## Job
Repeat exactly the lines that run from the one containing "What data populates" to the end of the data, and leave out all others.

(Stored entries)
------------------------------------

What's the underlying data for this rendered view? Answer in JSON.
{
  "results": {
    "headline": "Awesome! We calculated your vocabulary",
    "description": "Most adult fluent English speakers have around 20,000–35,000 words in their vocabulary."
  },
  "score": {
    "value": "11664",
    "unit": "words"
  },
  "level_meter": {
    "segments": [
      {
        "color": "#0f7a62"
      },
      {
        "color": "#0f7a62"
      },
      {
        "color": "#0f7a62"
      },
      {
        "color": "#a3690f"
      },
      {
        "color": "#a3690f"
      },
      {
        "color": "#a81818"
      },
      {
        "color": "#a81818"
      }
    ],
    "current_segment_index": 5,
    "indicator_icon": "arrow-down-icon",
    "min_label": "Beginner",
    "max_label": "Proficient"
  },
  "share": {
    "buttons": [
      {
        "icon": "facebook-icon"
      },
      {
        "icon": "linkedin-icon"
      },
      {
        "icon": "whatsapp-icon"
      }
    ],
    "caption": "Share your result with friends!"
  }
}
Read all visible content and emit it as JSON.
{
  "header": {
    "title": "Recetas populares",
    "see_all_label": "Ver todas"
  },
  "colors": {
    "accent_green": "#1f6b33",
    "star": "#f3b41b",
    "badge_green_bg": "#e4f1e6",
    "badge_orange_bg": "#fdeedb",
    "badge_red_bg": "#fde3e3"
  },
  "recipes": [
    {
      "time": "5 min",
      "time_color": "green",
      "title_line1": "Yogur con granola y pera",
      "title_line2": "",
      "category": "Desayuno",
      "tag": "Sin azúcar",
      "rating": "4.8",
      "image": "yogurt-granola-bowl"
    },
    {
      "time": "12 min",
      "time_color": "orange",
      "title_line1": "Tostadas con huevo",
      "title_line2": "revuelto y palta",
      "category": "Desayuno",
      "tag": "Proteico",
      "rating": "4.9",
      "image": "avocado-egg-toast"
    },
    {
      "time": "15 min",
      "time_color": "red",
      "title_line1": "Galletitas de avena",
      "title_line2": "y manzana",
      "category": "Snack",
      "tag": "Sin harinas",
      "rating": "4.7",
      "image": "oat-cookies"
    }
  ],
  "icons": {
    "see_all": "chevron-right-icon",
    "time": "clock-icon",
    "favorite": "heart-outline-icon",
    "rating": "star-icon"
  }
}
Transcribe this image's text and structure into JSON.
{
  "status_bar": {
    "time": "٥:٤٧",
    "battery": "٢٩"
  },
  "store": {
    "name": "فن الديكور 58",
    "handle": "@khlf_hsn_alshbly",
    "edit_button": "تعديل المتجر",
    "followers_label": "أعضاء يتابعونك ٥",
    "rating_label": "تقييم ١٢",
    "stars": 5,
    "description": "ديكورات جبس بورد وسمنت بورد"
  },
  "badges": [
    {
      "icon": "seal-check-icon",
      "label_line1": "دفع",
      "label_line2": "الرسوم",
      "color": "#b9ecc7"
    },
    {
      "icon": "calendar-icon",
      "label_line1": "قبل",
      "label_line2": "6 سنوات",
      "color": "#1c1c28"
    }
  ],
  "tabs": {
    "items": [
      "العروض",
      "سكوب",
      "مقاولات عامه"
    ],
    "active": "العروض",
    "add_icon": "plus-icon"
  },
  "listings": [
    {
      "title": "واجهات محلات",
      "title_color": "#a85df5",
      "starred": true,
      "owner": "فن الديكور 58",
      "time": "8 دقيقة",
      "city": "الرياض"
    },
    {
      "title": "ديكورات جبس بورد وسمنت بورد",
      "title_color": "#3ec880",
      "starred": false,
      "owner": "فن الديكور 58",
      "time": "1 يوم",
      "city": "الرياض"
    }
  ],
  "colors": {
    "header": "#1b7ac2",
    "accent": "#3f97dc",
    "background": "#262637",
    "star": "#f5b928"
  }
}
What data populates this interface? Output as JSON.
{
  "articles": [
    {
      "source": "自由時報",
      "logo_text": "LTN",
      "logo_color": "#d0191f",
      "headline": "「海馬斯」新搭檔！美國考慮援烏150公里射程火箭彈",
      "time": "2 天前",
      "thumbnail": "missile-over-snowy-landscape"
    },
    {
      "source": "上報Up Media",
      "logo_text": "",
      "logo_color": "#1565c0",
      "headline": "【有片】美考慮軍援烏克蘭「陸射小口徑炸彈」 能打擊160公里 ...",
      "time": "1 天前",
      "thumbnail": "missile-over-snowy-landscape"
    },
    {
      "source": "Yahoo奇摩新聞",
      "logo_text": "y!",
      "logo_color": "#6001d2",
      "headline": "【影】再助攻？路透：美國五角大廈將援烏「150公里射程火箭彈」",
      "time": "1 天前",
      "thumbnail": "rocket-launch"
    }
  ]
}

------------------------------------

## Answer in full
What data populates this interface? Output as JSON.
{
  "articles": [
    {
      "source": "自由時報",
      "logo_text": "LTN",
      "logo_color": "#d0191f",
      "headline": "「海馬斯」新搭檔！美國考慮援烏150公里射程火箭彈",
      "time": "2 天前",
      "thumbnail": "missile-over-snowy-landscape"
    },
    {
      "source": "上報Up Media",
      "logo_text": "",
      "logo_color": "#1565c0",
      "headline": "【有片】美考慮軍援烏克蘭「陸射小口徑炸彈」 能打擊160公里 ...",
      "time": "1 天前",
      "thumbnail": "missile-over-snowy-landscape"
    },
    {
      "source": "Yahoo奇摩新聞",
      "logo_text": "y!",
      "logo_color": "#6001d2",
      "headline": "【影】再助攻？路透：美國五角大廈將援烏「150公里射程火箭彈」",
      "time": "1 天前",
      "thumbnail": "rocket-launch"
    }
  ]
}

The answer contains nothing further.